PROVIDED DATA:
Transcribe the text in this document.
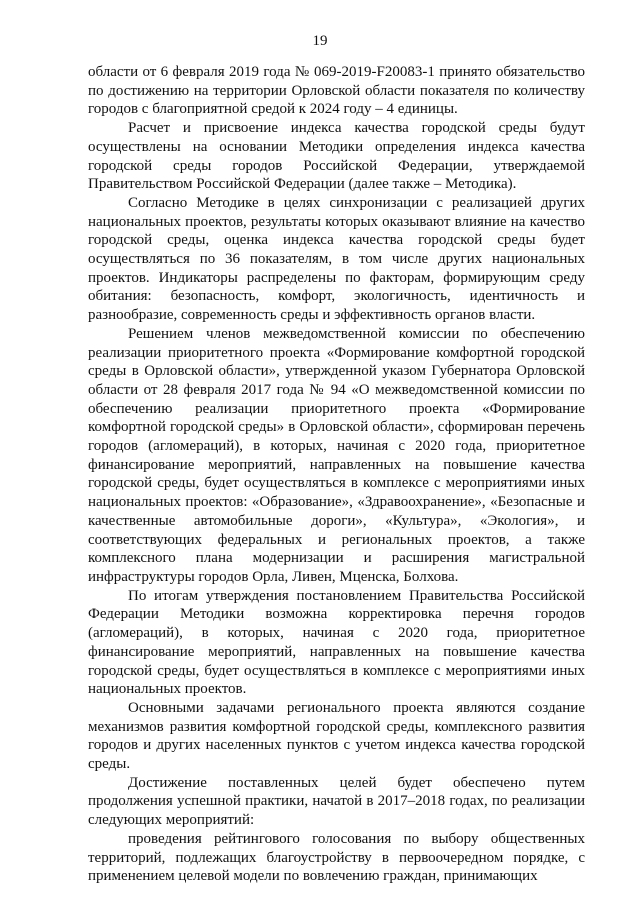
19

области от 6 февраля 2019 года № 069-2019-F20083-1 принято обязательство по достижению на территории Орловской области показателя по количеству городов с благоприятной средой к 2024 году – 4 единицы.

Расчет и присвоение индекса качества городской среды будут осуществлены на основании Методики определения индекса качества городской среды городов Российской Федерации, утверждаемой Правительством Российской Федерации (далее также – Методика).

Согласно Методике в целях синхронизации с реализацией других национальных проектов, результаты которых оказывают влияние на качество городской среды, оценка индекса качества городской среды будет осуществляться по 36 показателям, в том числе других национальных проектов. Индикаторы распределены по факторам, формирующим среду обитания: безопасность, комфорт, экологичность, идентичность и разнообразие, современность среды и эффективность органов власти.

Решением членов межведомственной комиссии по обеспечению реализации приоритетного проекта «Формирование комфортной городской среды в Орловской области», утвержденной указом Губернатора Орловской области от 28 февраля 2017 года № 94 «О межведомственной комиссии по обеспечению реализации приоритетного проекта «Формирование комфортной городской среды» в Орловской области», сформирован перечень городов (агломераций), в которых, начиная с 2020 года, приоритетное финансирование мероприятий, направленных на повышение качества городской среды, будет осуществляться в комплексе с мероприятиями иных национальных проектов: «Образование», «Здравоохранение», «Безопасные и качественные автомобильные дороги», «Культура», «Экология», и соответствующих федеральных и региональных проектов, а также комплексного плана модернизации и расширения магистральной инфраструктуры городов Орла, Ливен, Мценска, Болхова.

По итогам утверждения постановлением Правительства Российской Федерации Методики возможна корректировка перечня городов (агломераций), в которых, начиная с 2020 года, приоритетное финансирование мероприятий, направленных на повышение качества городской среды, будет осуществляться в комплексе с мероприятиями иных национальных проектов.

Основными задачами регионального проекта являются создание механизмов развития комфортной городской среды, комплексного развития городов и других населенных пунктов с учетом индекса качества городской среды.

Достижение поставленных целей будет обеспечено путем продолжения успешной практики, начатой в 2017–2018 годах, по реализации следующих мероприятий:

проведения рейтингового голосования по выбору общественных территорий, подлежащих благоустройству в первоочередном порядке, с применением целевой модели по вовлечению граждан, принимающих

REQUIREMENT: Using the data above, copy each line that contains "проекта".

THE RESULT:
Решением членов межведомственной комиссии по обеспечению реализации приоритетного проекта «Формирование комфортной городской среды в Орловской области», утвержденной указом Губернатора Орловской области от 28 февраля 2017 года № 94 «О межведомственной комиссии по обеспечению реализации приоритетного проекта «Формирование комфортной городской среды» в Орловской области», сформирован перечень городов (агломераций), в которых, начиная с 2020 года, приоритетное финансирование мероприятий, направленных на повышение качества городской среды, будет осуществляться в комплексе с мероприятиями иных национальных проектов: «Образование», «Здравоохранение», «Безопасные и качественные автомобильные дороги», «Культура», «Экология», и соответствующих федеральных и региональных проектов, а также комплексного плана модернизации и расширения магистральной инфраструктуры городов Орла, Ливен, Мценска, Болхова.
Основными задачами регионального проекта являются создание механизмов развития комфортной городской среды, комплексного развития городов и других населенных пунктов с учетом индекса качества городской среды.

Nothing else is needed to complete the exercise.